## Problem statement
The records below need retyping in full; give them again exactly.

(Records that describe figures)
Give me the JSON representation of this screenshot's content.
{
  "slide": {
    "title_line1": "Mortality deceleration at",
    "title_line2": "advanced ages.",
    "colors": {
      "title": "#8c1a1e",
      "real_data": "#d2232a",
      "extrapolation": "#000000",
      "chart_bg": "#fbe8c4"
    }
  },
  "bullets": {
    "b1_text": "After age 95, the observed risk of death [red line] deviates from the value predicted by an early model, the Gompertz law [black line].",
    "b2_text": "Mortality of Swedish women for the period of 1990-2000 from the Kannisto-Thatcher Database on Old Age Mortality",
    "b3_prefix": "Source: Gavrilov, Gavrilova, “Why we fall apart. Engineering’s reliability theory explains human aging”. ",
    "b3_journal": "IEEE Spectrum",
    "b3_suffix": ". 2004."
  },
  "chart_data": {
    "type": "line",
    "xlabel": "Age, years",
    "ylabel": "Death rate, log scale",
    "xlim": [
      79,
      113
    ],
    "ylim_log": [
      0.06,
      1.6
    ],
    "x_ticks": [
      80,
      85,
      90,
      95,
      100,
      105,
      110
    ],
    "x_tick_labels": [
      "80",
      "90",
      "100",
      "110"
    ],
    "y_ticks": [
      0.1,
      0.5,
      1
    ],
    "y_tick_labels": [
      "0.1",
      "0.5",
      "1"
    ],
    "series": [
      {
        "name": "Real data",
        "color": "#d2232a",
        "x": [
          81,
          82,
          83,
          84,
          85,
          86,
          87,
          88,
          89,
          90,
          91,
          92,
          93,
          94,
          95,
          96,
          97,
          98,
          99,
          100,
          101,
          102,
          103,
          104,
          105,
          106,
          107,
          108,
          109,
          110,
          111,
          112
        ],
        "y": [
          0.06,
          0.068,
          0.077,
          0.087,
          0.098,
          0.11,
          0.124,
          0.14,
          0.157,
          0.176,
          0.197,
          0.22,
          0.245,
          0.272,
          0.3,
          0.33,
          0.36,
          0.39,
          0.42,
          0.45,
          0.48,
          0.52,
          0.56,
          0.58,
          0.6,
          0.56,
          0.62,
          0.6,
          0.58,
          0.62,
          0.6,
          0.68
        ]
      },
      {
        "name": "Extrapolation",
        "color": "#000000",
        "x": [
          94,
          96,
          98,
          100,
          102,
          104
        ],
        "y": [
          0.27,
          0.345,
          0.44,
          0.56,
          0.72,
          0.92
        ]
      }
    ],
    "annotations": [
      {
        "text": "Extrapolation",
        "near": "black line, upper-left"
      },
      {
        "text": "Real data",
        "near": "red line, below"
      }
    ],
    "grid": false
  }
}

## Output below
Give me the JSON representation of this screenshot's content.
{
  "slide": {
    "title_line1": "Mortality deceleration at",
    "title_line2": "advanced ages.",
    "colors": {
      "title": "#8c1a1e",
      "real_data": "#d2232a",
      "extrapolation": "#000000",
      "chart_bg": "#fbe8c4"
    }
  },
  "bullets": {
    "b1_text": "After age 95, the observed risk of death [red line] deviates from the value predicted by an early model, the Gompertz law [black line].",
    "b2_text": "Mortality of Swedish women for the period of 1990-2000 from the Kannisto-Thatcher Database on Old Age Mortality",
    "b3_prefix": "Source: Gavrilov, Gavrilova, “Why we fall apart. Engineering’s reliability theory explains human aging”. ",
    "b3_journal": "IEEE Spectrum",
    "b3_suffix": ". 2004."
  },
  "chart_data": {
    "type": "line",
    "xlabel": "Age, years",
    "ylabel": "Death rate, log scale",
    "xlim": [
      79,
      113
    ],
    "ylim_log": [
      0.06,
      1.6
    ],
    "x_ticks": [
      80,
      85,
      90,
      95,
      100,
      105,
      110
    ],
    "x_tick_labels": [
      "80",
      "90",
      "100",
      "110"
    ],
    "y_ticks": [
      0.1,
      0.5,
      1
    ],
    "y_tick_labels": [
      "0.1",
      "0.5",
      "1"
    ],
    "series": [
      {
        "name": "Real data",
        "color": "#d2232a",
        "x": [
          81,
          82,
          83,
          84,
          85,
          86,
          87,
          88,
          89,
          90,
          91,
          92,
          93,
          94,
          95,
          96,
          97,
          98,
          99,
          100,
          101,
          102,
          103,
          104,
          105,
          106,
          107,
          108,
          109,
          110,
          111,
          112
        ],
        "y": [
          0.06,
          0.068,
          0.077,
          0.087,
          0.098,
          0.11,
          0.124,
          0.14,
          0.157,
          0.176,
          0.197,
          0.22,
          0.245,
          0.272,
          0.3,
          0.33,
          0.36,
          0.39,
          0.42,
          0.45,
          0.48,
          0.52,
          0.56,
          0.58,
          0.6,
          0.56,
          0.62,
          0.6,
          0.58,
          0.62,
          0.6,
          0.68
        ]
      },
      {
        "name": "Extrapolation",
        "color": "#000000",
        "x": [
          94,
          96,
          98,
          100,
          102,
          104
        ],
        "y": [
          0.27,
          0.345,
          0.44,
          0.56,
          0.72,
          0.92
        ]
      }
    ],
    "annotations": [
      {
        "text": "Extrapolation",
        "near": "black line, upper-left"
      },
      {
        "text": "Real data",
        "near": "red line, below"
      }
    ],
    "grid": false
  }
}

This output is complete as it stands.